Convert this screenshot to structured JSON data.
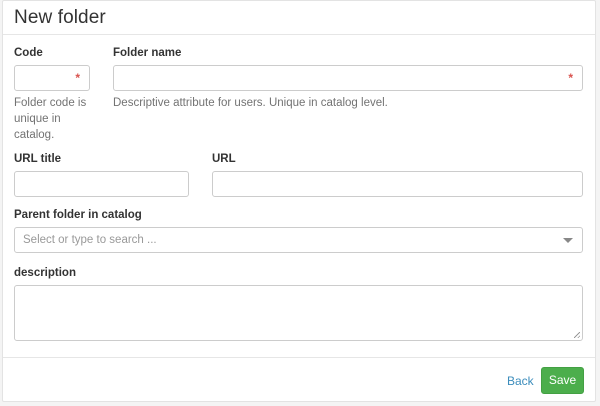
{
  "header": {
    "title": "New folder"
  },
  "form": {
    "code": {
      "label": "Code",
      "value": "",
      "required_mark": "*",
      "help_lines": [
        "Folder code is",
        "unique in",
        "catalog."
      ]
    },
    "folder_name": {
      "label": "Folder name",
      "value": "",
      "required_mark": "*",
      "help": "Descriptive attribute for users. Unique in catalog level."
    },
    "url_title": {
      "label": "URL title",
      "value": ""
    },
    "url": {
      "label": "URL",
      "value": ""
    },
    "parent_folder": {
      "label": "Parent folder in catalog",
      "placeholder": "Select or type to search ..."
    },
    "description": {
      "label": "description",
      "value": ""
    }
  },
  "footer": {
    "back_label": "Back",
    "save_label": "Save"
  },
  "colors": {
    "accent_link": "#3c8dbc",
    "save_button": "#4cae4c",
    "required": "#d9534f"
  }
}
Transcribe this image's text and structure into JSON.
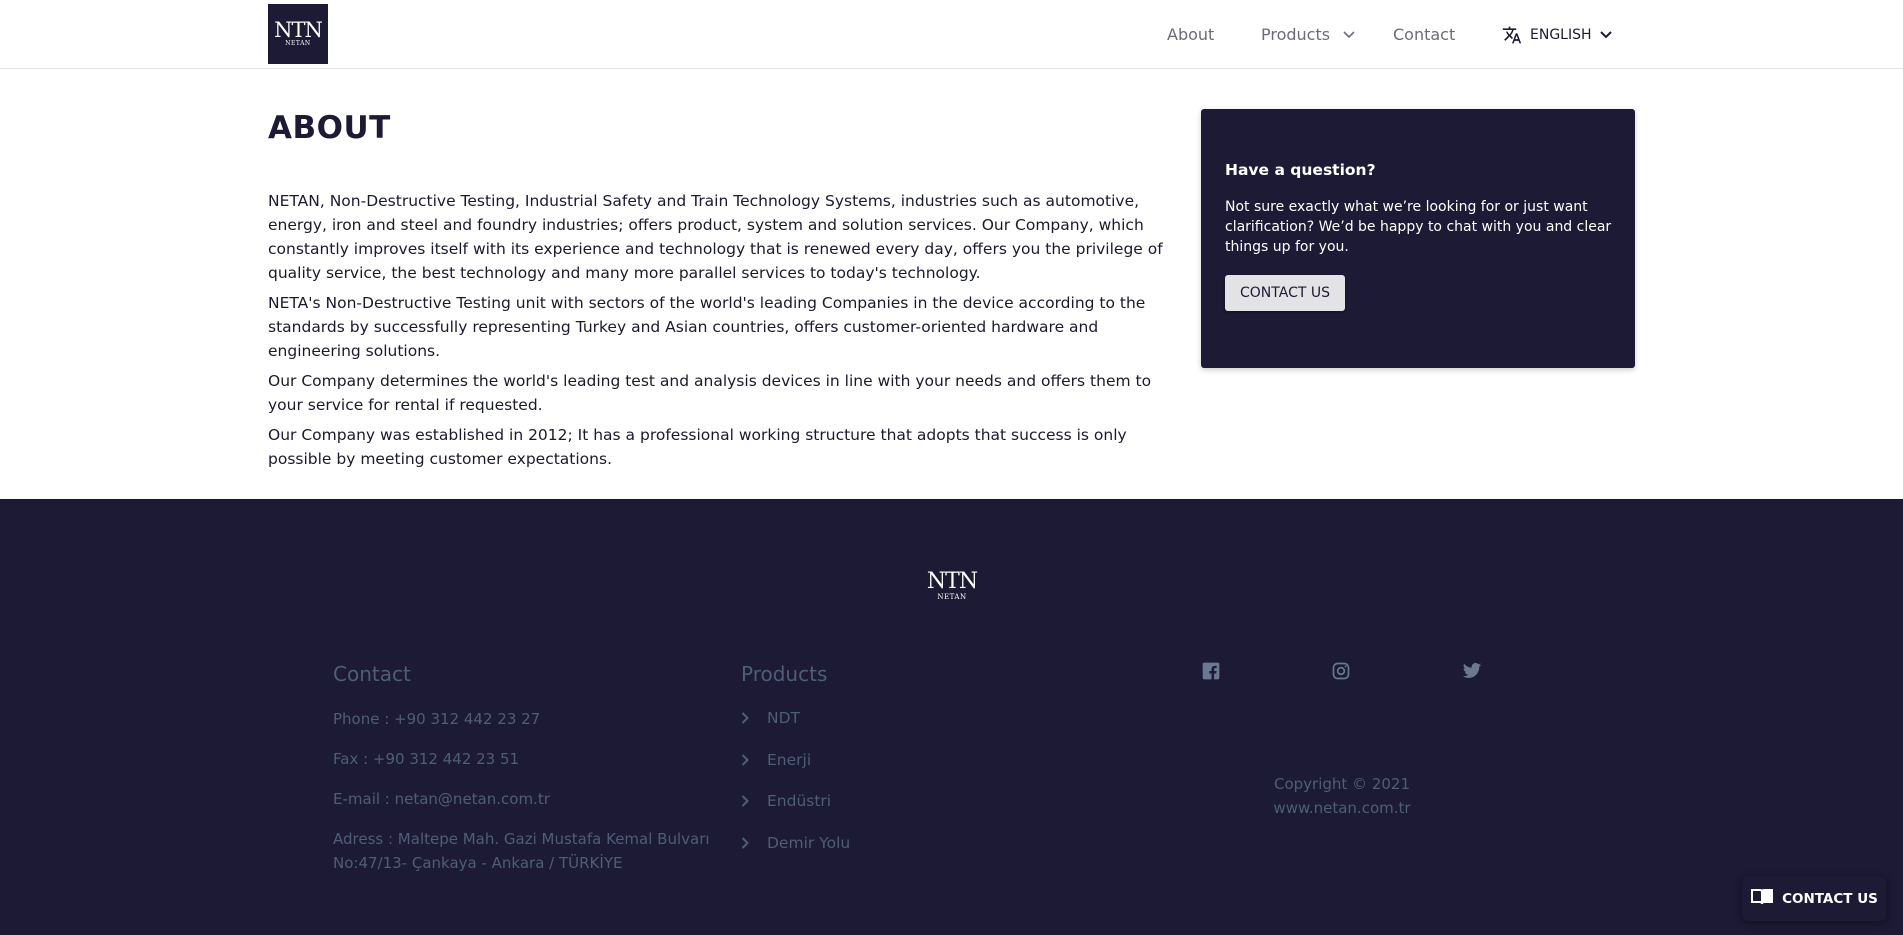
{
  "header": {
    "logo_text": "NTN",
    "logo_subtext": "NETAN",
    "nav": {
      "about": "About",
      "products": "Products",
      "contact": "Contact"
    },
    "language": "ENGLISH"
  },
  "main": {
    "title": "ABOUT",
    "paragraphs": [
      "NETAN, Non-Destructive Testing, Industrial Safety and Train Technology Systems, industries such as automotive, energy, iron and steel and foundry industries; offers product, system and solution services. Our Company, which constantly improves itself with its experience and technology that is renewed every day, offers you the privilege of quality service, the best technology and many more parallel services to today's technology.",
      "NETA's Non-Destructive Testing unit with sectors of the world's leading Companies in the device according to the standards by successfully representing Turkey and Asian countries, offers customer-oriented hardware and engineering solutions.",
      "Our Company determines the world's leading test and analysis devices in line with your needs and offers them to your service for rental if requested.",
      "Our Company was established in 2012; It has a professional working structure that adopts that success is only possible by meeting customer expectations."
    ]
  },
  "question_box": {
    "title": "Have a question?",
    "description": "Not sure exactly what we’re looking for or just want clarification? We’d be happy to chat with you and clear things up for you.",
    "button": "CONTACT US"
  },
  "footer": {
    "logo_text": "NTN",
    "logo_subtext": "NETAN",
    "contact": {
      "heading": "Contact",
      "phone": "Phone : +90 312 442 23 27",
      "fax": "Fax : +90 312 442 23 51",
      "email": "E-mail : netan@netan.com.tr",
      "address_line1": "Adress : Maltepe Mah. Gazi Mustafa Kemal Bulvarı",
      "address_line2": "No:47/13- Çankaya - Ankara / TÜRKİYE"
    },
    "products": {
      "heading": "Products",
      "items": [
        "NDT",
        "Enerji",
        "Endüstri",
        "Demir Yolu"
      ]
    },
    "social_icons": [
      "facebook-icon",
      "instagram-icon",
      "twitter-icon"
    ],
    "copyright": "Copyright © 2021",
    "website": "www.netan.com.tr"
  },
  "floating_button": {
    "label": "CONTACT US",
    "icon": "book-icon"
  },
  "colors": {
    "brand_dark": "#1c1a35",
    "footer_text": "#4e5e77",
    "nav_text": "#6b6b7b"
  }
}
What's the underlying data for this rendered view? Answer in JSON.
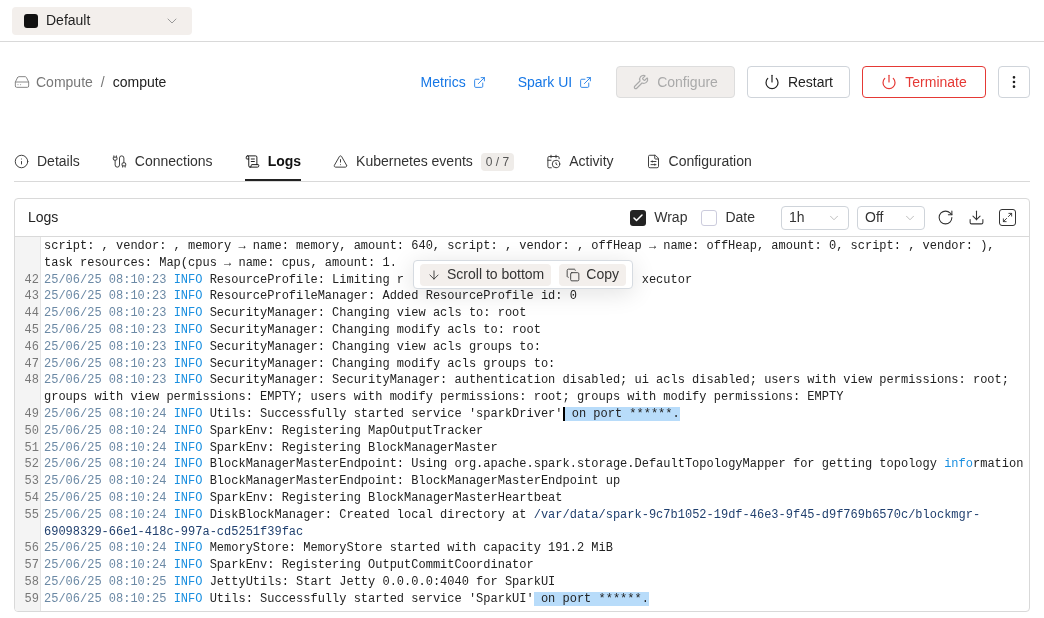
{
  "environment": {
    "label": "Default",
    "color": "#111111"
  },
  "breadcrumb_separator": "/",
  "breadcrumb": [
    {
      "label": "Compute",
      "kind": "parent"
    },
    {
      "label": "compute",
      "kind": "current"
    }
  ],
  "links": [
    {
      "label": "Metrics"
    },
    {
      "label": "Spark UI"
    }
  ],
  "actions": [
    {
      "label": "Configure",
      "kind": "configure",
      "disabled": true
    },
    {
      "label": "Restart",
      "kind": "restart",
      "disabled": false
    },
    {
      "label": "Terminate",
      "kind": "terminate",
      "disabled": false
    }
  ],
  "tabs": [
    {
      "label": "Details",
      "kind": "details",
      "selected": false
    },
    {
      "label": "Connections",
      "kind": "connections",
      "selected": false
    },
    {
      "label": "Logs",
      "kind": "logs",
      "selected": true
    },
    {
      "label": "Kubernetes events",
      "kind": "events",
      "badge": "0 / 7",
      "selected": false
    },
    {
      "label": "Activity",
      "kind": "activity",
      "selected": false
    },
    {
      "label": "Configuration",
      "kind": "configuration",
      "selected": false
    }
  ],
  "logs": {
    "title": "Logs",
    "options": [
      {
        "label": "Wrap",
        "checked": true
      },
      {
        "label": "Date",
        "checked": false
      }
    ],
    "selects": [
      {
        "value": "1h"
      },
      {
        "value": "Off"
      }
    ],
    "popup": [
      {
        "label": "Scroll to bottom",
        "kind": "scroll"
      },
      {
        "label": "Copy",
        "kind": "copy"
      }
    ],
    "lines": [
      {
        "segments": [
          {
            "kind": "plain",
            "text": "script: , vendor: , memory → name: memory, amount: 640, script: , vendor: , offHeap → name: offHeap, amount: 0, script: , vendor: ), task resources: Map(cpus → name: cpus, amount: 1."
          }
        ]
      },
      {
        "number": "42",
        "time": "25/06/25 08:10:23",
        "level": "INFO",
        "segments": [
          {
            "kind": "plain",
            "text": "ResourceProfile: Limiting r"
          },
          {
            "kind": "covered"
          },
          {
            "kind": "plain",
            "text": "xecutor"
          }
        ]
      },
      {
        "number": "43",
        "time": "25/06/25 08:10:23",
        "level": "INFO",
        "segments": [
          {
            "kind": "plain",
            "text": "ResourceProfileManager: Added ResourceProfile id: 0"
          }
        ]
      },
      {
        "number": "44",
        "time": "25/06/25 08:10:23",
        "level": "INFO",
        "segments": [
          {
            "kind": "plain",
            "text": "SecurityManager: Changing view acls to: root"
          }
        ]
      },
      {
        "number": "45",
        "time": "25/06/25 08:10:23",
        "level": "INFO",
        "segments": [
          {
            "kind": "plain",
            "text": "SecurityManager: Changing modify acls to: root"
          }
        ]
      },
      {
        "number": "46",
        "time": "25/06/25 08:10:23",
        "level": "INFO",
        "segments": [
          {
            "kind": "plain",
            "text": "SecurityManager: Changing view acls groups to:"
          }
        ]
      },
      {
        "number": "47",
        "time": "25/06/25 08:10:23",
        "level": "INFO",
        "segments": [
          {
            "kind": "plain",
            "text": "SecurityManager: Changing modify acls groups to:"
          }
        ]
      },
      {
        "number": "48",
        "time": "25/06/25 08:10:23",
        "level": "INFO",
        "segments": [
          {
            "kind": "plain",
            "text": "SecurityManager: SecurityManager: authentication disabled; ui acls disabled; users with view permissions: root; groups with view permissions: EMPTY; users with modify permissions: root; groups with modify permissions: EMPTY"
          }
        ]
      },
      {
        "number": "49",
        "time": "25/06/25 08:10:24",
        "level": "INFO",
        "segments": [
          {
            "kind": "plain",
            "text": "Utils: Successfully started service 'sparkDriver'"
          },
          {
            "kind": "selected",
            "caret": true,
            "text": " on port ******."
          }
        ]
      },
      {
        "number": "50",
        "time": "25/06/25 08:10:24",
        "level": "INFO",
        "segments": [
          {
            "kind": "plain",
            "text": "SparkEnv: Registering MapOutputTracker"
          }
        ]
      },
      {
        "number": "51",
        "time": "25/06/25 08:10:24",
        "level": "INFO",
        "segments": [
          {
            "kind": "plain",
            "text": "SparkEnv: Registering BlockManagerMaster"
          }
        ]
      },
      {
        "number": "52",
        "time": "25/06/25 08:10:24",
        "level": "INFO",
        "segments": [
          {
            "kind": "plain",
            "text": "BlockManagerMasterEndpoint: Using org.apache.spark.storage.DefaultTopologyMapper for getting topology "
          },
          {
            "kind": "match",
            "text": "info"
          },
          {
            "kind": "plain",
            "text": "rmation"
          }
        ]
      },
      {
        "number": "53",
        "time": "25/06/25 08:10:24",
        "level": "INFO",
        "segments": [
          {
            "kind": "plain",
            "text": "BlockManagerMasterEndpoint: BlockManagerMasterEndpoint up"
          }
        ]
      },
      {
        "number": "54",
        "time": "25/06/25 08:10:24",
        "level": "INFO",
        "segments": [
          {
            "kind": "plain",
            "text": "SparkEnv: Registering BlockManagerMasterHeartbeat"
          }
        ]
      },
      {
        "number": "55",
        "time": "25/06/25 08:10:24",
        "level": "INFO",
        "segments": [
          {
            "kind": "plain",
            "text": "DiskBlockManager: Created local directory at "
          },
          {
            "kind": "path",
            "text": "/var/data/spark-9c7b1052-19df-46e3-9f45-d9f769b6570c/blockmgr-69098329-66e1-418c-997a-cd5251f39fac"
          }
        ]
      },
      {
        "number": "56",
        "time": "25/06/25 08:10:24",
        "level": "INFO",
        "segments": [
          {
            "kind": "plain",
            "text": "MemoryStore: MemoryStore started with capacity 191.2 MiB"
          }
        ]
      },
      {
        "number": "57",
        "time": "25/06/25 08:10:24",
        "level": "INFO",
        "segments": [
          {
            "kind": "plain",
            "text": "SparkEnv: Registering OutputCommitCoordinator"
          }
        ]
      },
      {
        "number": "58",
        "time": "25/06/25 08:10:25",
        "level": "INFO",
        "segments": [
          {
            "kind": "plain",
            "text": "JettyUtils: Start Jetty 0.0.0.0:4040 for SparkUI"
          }
        ]
      },
      {
        "number": "59",
        "time": "25/06/25 08:10:25",
        "level": "INFO",
        "segments": [
          {
            "kind": "plain",
            "text": "Utils: Successfully started service 'SparkUI'"
          },
          {
            "kind": "selected",
            "caret": false,
            "text": " on port ******."
          }
        ]
      }
    ]
  }
}
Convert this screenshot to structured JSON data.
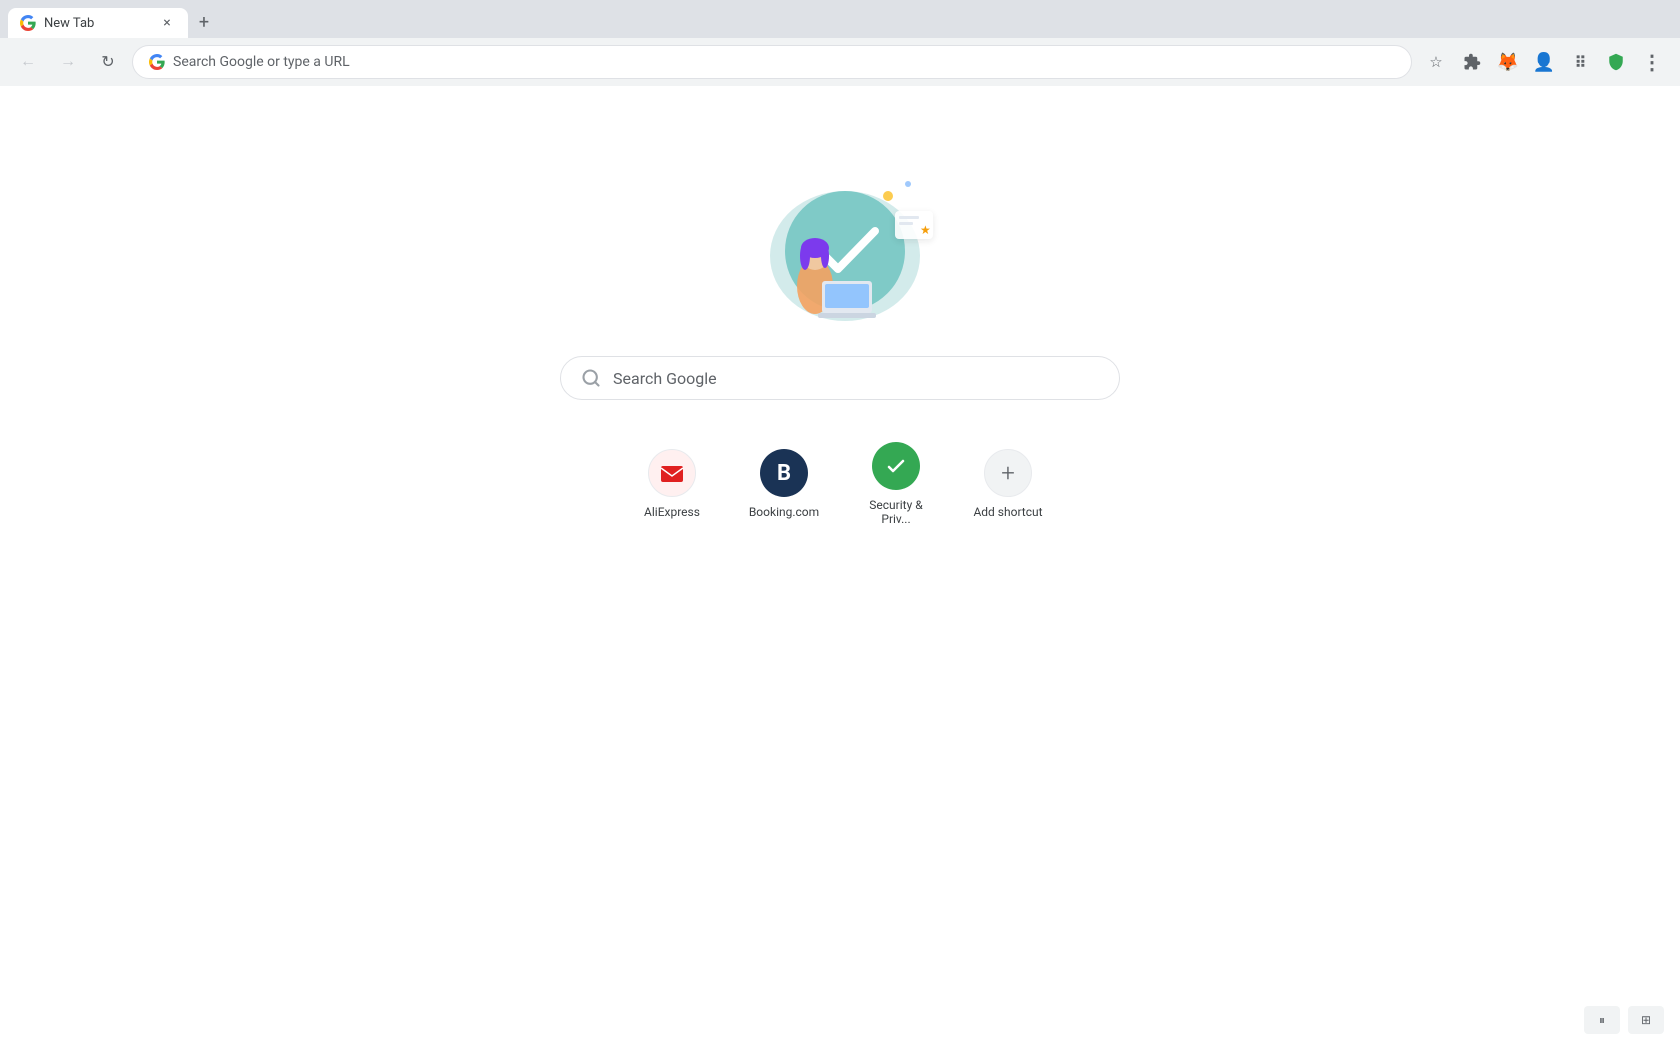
{
  "browser": {
    "tab": {
      "title": "New Tab",
      "favicon": "🌐"
    },
    "address_bar": {
      "placeholder": "Search Google or type a URL"
    }
  },
  "page": {
    "search": {
      "placeholder": "Search Google"
    },
    "shortcuts": [
      {
        "id": "aliexpress",
        "label": "AliExpress",
        "icon_type": "aliexpress",
        "icon_text": "✉"
      },
      {
        "id": "booking",
        "label": "Booking.com",
        "icon_type": "booking",
        "icon_text": "B"
      },
      {
        "id": "security",
        "label": "Security & Priv...",
        "icon_type": "security",
        "icon_text": "✓"
      },
      {
        "id": "add-shortcut",
        "label": "Add shortcut",
        "icon_type": "add",
        "icon_text": "+"
      }
    ]
  },
  "toolbar": {
    "bookmark_icon": "☆",
    "extensions_icon": "🧩",
    "profile_icon": "🦊",
    "more_icon": "⋮"
  }
}
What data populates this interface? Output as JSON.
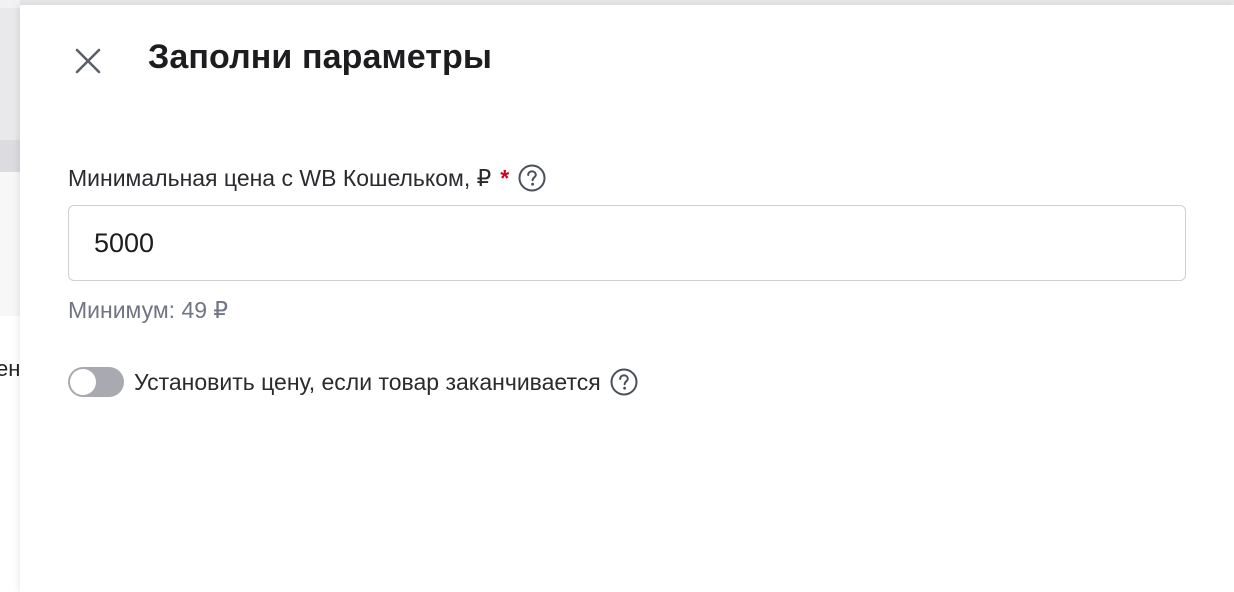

EXERCISE BRIEF ▸
In the records above, how many lines contain the word "placeholder"? Give the number alone.

COMPLETED EXERCISE ▸
3